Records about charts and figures
— BEGIN —

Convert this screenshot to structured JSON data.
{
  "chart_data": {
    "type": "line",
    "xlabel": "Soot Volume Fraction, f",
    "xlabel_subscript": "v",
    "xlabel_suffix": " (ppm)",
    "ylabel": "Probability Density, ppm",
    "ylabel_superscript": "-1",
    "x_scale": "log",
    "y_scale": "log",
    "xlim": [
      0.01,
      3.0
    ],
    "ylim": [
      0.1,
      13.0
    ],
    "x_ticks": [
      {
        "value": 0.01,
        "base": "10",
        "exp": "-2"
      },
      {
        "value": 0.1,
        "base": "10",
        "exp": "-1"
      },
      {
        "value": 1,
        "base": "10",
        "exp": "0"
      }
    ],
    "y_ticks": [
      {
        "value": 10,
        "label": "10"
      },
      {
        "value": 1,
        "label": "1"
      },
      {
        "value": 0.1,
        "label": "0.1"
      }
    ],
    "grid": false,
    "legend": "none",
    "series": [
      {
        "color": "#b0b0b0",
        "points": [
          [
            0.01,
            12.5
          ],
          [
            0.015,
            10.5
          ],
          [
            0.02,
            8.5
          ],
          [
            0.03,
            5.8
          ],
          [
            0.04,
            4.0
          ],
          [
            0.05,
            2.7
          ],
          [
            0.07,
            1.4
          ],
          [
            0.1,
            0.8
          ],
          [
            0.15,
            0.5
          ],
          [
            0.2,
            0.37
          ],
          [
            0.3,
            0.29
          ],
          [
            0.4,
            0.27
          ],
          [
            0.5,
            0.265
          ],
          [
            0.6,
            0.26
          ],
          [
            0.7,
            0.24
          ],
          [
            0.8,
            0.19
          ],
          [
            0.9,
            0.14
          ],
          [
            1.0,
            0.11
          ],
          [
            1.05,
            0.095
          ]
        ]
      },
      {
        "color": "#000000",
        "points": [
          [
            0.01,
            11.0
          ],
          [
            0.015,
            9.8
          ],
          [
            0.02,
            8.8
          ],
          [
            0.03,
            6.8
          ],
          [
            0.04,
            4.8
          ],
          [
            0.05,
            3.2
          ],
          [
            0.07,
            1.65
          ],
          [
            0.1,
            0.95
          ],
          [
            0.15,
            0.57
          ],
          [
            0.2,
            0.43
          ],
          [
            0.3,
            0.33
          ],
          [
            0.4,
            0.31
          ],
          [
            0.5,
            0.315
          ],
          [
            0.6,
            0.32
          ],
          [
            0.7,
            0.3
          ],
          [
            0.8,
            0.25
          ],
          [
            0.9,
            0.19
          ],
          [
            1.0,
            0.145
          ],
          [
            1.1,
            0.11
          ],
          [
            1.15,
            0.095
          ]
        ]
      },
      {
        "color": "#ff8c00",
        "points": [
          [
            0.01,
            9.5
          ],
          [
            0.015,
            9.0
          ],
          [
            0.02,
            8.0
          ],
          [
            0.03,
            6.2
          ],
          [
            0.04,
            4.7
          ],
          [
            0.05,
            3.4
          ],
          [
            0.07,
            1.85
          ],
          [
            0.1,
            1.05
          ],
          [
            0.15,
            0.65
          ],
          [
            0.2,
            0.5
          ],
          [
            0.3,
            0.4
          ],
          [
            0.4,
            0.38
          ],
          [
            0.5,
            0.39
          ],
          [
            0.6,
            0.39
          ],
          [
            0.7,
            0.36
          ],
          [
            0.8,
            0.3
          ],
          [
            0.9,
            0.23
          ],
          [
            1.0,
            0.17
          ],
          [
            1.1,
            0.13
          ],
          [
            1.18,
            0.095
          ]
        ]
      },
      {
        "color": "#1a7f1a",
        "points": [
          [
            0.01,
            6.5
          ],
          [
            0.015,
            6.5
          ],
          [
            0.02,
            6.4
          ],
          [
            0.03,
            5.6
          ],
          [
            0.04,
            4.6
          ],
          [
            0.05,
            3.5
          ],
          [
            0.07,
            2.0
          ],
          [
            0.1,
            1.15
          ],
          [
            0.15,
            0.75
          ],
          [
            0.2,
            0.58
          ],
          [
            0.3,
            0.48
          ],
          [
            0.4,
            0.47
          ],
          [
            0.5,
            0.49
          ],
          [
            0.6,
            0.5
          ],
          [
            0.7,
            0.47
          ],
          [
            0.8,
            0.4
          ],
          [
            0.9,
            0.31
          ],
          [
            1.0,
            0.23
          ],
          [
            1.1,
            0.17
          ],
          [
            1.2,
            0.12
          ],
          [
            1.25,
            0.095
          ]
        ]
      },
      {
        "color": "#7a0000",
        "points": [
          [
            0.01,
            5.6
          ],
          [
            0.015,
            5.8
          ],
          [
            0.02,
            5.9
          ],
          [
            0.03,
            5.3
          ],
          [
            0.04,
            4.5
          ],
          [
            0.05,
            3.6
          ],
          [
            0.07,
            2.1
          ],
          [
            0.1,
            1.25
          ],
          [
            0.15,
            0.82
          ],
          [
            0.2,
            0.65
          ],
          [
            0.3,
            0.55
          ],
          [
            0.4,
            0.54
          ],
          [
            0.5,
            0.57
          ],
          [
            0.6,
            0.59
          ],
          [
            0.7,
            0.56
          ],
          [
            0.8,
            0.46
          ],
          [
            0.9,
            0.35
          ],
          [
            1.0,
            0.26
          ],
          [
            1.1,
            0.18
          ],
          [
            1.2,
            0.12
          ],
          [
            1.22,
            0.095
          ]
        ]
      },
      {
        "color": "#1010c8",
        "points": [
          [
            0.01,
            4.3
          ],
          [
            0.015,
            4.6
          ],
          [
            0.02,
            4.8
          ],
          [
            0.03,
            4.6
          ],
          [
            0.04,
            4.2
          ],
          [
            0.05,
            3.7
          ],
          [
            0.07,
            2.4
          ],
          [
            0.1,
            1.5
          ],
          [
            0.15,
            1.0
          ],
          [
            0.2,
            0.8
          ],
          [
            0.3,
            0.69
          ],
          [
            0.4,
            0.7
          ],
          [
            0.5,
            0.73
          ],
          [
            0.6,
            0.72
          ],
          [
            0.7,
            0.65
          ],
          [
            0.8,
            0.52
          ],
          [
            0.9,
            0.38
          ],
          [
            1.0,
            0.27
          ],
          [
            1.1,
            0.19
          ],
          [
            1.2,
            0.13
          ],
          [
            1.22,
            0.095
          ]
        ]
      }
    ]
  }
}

— END —

Write out every line of the data that holds the word "color".

Answer to this task
        "color": "#b0b0b0",
        "color": "#000000",
        "color": "#ff8c00",
        "color": "#1a7f1a",
        "color": "#7a0000",
        "color": "#1010c8",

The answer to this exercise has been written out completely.